* begin INFORMATION PROVIDED *

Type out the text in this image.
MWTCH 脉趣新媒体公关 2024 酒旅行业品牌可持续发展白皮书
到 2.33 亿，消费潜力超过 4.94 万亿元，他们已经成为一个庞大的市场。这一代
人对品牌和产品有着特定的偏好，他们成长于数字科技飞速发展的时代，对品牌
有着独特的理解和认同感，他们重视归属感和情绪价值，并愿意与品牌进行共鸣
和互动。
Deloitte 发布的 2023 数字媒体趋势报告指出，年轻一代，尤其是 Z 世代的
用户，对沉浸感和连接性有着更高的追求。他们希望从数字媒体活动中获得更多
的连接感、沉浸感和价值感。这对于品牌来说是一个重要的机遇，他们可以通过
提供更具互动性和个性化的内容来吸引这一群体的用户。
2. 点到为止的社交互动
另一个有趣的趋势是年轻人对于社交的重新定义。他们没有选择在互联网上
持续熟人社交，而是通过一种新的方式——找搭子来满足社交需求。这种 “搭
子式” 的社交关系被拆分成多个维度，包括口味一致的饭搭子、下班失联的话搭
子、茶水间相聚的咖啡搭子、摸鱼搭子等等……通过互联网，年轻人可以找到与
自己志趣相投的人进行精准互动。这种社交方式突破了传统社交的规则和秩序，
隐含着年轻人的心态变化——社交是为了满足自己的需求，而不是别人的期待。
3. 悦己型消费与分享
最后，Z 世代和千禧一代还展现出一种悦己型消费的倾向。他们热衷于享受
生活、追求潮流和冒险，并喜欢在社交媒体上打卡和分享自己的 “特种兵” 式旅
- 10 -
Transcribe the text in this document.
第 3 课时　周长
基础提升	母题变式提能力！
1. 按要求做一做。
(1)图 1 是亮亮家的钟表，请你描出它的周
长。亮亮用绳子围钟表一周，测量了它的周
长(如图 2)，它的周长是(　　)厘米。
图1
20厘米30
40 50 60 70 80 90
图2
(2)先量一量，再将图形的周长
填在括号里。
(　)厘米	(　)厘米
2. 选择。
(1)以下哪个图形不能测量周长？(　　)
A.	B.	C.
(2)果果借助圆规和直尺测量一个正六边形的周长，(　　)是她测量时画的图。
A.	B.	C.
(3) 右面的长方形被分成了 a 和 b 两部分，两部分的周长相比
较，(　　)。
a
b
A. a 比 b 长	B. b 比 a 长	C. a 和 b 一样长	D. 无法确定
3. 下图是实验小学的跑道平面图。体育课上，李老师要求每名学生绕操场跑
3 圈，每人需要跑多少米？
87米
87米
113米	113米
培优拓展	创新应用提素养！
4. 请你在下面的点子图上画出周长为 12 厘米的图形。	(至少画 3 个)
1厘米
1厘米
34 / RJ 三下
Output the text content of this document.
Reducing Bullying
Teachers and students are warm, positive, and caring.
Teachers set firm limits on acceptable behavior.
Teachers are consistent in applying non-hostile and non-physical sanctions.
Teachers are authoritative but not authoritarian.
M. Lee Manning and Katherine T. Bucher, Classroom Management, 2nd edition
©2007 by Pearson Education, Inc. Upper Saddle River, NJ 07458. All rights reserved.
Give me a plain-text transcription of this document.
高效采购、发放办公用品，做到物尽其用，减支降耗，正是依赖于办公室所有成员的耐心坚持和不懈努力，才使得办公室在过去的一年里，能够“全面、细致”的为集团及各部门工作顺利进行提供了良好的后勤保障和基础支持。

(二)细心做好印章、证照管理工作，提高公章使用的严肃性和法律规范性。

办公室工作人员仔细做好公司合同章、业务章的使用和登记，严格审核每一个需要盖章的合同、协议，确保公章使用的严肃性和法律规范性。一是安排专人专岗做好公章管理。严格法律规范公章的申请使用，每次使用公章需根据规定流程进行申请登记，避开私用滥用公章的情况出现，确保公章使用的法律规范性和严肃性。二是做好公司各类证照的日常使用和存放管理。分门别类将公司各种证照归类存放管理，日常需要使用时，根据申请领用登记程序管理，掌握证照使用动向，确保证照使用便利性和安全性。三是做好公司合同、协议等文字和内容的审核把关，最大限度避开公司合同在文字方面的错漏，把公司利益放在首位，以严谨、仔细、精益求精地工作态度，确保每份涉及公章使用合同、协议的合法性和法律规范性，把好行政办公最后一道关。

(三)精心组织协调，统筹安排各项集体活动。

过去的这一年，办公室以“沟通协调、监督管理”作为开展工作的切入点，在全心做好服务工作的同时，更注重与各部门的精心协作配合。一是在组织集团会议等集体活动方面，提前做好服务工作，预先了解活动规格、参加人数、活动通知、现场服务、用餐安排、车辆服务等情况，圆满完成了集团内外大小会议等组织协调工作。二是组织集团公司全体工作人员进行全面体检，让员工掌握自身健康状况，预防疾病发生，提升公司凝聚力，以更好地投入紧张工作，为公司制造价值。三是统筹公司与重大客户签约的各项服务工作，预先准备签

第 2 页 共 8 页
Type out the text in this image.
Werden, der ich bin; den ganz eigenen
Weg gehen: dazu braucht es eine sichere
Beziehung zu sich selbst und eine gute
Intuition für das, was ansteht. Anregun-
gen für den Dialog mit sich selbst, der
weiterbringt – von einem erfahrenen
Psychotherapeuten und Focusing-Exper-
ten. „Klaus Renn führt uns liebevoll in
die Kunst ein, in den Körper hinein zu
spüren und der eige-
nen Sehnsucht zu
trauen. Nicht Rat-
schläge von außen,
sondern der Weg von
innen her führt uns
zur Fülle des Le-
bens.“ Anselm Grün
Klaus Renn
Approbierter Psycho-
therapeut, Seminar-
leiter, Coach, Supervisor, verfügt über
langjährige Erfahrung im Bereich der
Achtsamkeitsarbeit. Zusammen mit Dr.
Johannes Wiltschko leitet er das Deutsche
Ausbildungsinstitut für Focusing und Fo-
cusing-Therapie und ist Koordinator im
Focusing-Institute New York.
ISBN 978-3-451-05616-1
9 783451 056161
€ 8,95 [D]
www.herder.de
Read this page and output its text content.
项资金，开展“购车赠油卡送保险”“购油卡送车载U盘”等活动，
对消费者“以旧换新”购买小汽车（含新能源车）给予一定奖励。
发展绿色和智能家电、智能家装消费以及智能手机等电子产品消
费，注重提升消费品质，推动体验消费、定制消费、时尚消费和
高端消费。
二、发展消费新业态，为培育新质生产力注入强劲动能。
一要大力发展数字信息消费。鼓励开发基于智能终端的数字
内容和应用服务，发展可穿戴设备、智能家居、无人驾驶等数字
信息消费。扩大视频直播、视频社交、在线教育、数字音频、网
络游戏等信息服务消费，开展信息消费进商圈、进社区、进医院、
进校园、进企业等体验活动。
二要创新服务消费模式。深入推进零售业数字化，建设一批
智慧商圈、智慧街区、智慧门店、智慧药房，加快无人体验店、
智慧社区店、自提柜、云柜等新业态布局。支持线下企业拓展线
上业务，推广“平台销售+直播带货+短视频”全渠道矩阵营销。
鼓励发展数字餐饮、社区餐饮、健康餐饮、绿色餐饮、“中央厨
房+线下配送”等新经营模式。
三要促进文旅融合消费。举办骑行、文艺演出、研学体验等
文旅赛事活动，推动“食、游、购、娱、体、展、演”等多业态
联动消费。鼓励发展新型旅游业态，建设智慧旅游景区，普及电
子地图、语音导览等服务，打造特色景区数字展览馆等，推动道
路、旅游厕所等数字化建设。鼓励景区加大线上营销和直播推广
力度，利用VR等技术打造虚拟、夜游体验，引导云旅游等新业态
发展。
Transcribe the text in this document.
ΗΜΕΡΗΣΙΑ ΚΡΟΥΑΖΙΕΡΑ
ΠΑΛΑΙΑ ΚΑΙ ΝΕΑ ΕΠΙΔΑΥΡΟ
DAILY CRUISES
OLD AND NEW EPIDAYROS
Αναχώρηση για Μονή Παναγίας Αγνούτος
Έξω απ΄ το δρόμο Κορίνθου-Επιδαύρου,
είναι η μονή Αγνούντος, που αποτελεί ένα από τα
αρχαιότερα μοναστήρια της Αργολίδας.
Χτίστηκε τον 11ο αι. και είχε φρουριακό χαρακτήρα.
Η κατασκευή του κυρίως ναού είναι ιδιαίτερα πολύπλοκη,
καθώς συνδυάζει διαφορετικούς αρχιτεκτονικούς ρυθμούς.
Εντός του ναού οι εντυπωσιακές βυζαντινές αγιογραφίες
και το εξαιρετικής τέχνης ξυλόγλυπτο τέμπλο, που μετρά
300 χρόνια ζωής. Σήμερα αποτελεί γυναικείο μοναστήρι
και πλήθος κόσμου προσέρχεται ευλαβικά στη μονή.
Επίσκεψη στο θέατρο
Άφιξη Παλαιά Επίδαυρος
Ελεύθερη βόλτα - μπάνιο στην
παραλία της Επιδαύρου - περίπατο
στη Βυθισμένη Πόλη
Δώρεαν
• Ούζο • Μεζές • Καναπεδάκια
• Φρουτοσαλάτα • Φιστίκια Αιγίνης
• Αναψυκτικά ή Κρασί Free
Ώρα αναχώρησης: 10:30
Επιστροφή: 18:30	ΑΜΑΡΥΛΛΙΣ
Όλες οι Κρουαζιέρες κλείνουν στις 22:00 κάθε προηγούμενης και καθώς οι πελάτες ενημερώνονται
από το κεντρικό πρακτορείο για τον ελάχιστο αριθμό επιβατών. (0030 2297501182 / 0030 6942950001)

* end INFORMATION PROVIDED *

### REQUIREMENTS
Repeat, without change, each line of the data above from the one that contains "Read this page and output its text content." through the final line, counting both.

### WRITTEN RESPONSE
Read this page and output its text content.
项资金，开展“购车赠油卡送保险”“购油卡送车载U盘”等活动，
对消费者“以旧换新”购买小汽车（含新能源车）给予一定奖励。
发展绿色和智能家电、智能家装消费以及智能手机等电子产品消
费，注重提升消费品质，推动体验消费、定制消费、时尚消费和
高端消费。
二、发展消费新业态，为培育新质生产力注入强劲动能。
一要大力发展数字信息消费。鼓励开发基于智能终端的数字
内容和应用服务，发展可穿戴设备、智能家居、无人驾驶等数字
信息消费。扩大视频直播、视频社交、在线教育、数字音频、网
络游戏等信息服务消费，开展信息消费进商圈、进社区、进医院、
进校园、进企业等体验活动。
二要创新服务消费模式。深入推进零售业数字化，建设一批
智慧商圈、智慧街区、智慧门店、智慧药房，加快无人体验店、
智慧社区店、自提柜、云柜等新业态布局。支持线下企业拓展线
上业务，推广“平台销售+直播带货+短视频”全渠道矩阵营销。
鼓励发展数字餐饮、社区餐饮、健康餐饮、绿色餐饮、“中央厨
房+线下配送”等新经营模式。
三要促进文旅融合消费。举办骑行、文艺演出、研学体验等
文旅赛事活动，推动“食、游、购、娱、体、展、演”等多业态
联动消费。鼓励发展新型旅游业态，建设智慧旅游景区，普及电
子地图、语音导览等服务，打造特色景区数字展览馆等，推动道
路、旅游厕所等数字化建设。鼓励景区加大线上营销和直播推广
力度，利用VR等技术打造虚拟、夜游体验，引导云旅游等新业态
发展。
Transcribe the text in this document.
ΗΜΕΡΗΣΙΑ ΚΡΟΥΑΖΙΕΡΑ
ΠΑΛΑΙΑ ΚΑΙ ΝΕΑ ΕΠΙΔΑΥΡΟ
DAILY CRUISES
OLD AND NEW EPIDAYROS
Αναχώρηση για Μονή Παναγίας Αγνούτος
Έξω απ΄ το δρόμο Κορίνθου-Επιδαύρου,
είναι η μονή Αγνούντος, που αποτελεί ένα από τα
αρχαιότερα μοναστήρια της Αργολίδας.
Χτίστηκε τον 11ο αι. και είχε φρουριακό χαρακτήρα.
Η κατασκευή του κυρίως ναού είναι ιδιαίτερα πολύπλοκη,
καθώς συνδυάζει διαφορετικούς αρχιτεκτονικούς ρυθμούς.
Εντός του ναού οι εντυπωσιακές βυζαντινές αγιογραφίες
και το εξαιρετικής τέχνης ξυλόγλυπτο τέμπλο, που μετρά
300 χρόνια ζωής. Σήμερα αποτελεί γυναικείο μοναστήρι
και πλήθος κόσμου προσέρχεται ευλαβικά στη μονή.
Επίσκεψη στο θέατρο
Άφιξη Παλαιά Επίδαυρος
Ελεύθερη βόλτα - μπάνιο στην
παραλία της Επιδαύρου - περίπατο
στη Βυθισμένη Πόλη
Δώρεαν
• Ούζο • Μεζές • Καναπεδάκια
• Φρουτοσαλάτα • Φιστίκια Αιγίνης
• Αναψυκτικά ή Κρασί Free
Ώρα αναχώρησης: 10:30
Επιστροφή: 18:30	ΑΜΑΡΥΛΛΙΣ
Όλες οι Κρουαζιέρες κλείνουν στις 22:00 κάθε προηγούμενης και καθώς οι πελάτες ενημερώνονται
από το κεντρικό πρακτορείο για τον ελάχιστο αριθμό επιβατών. (0030 2297501182 / 0030 6942950001)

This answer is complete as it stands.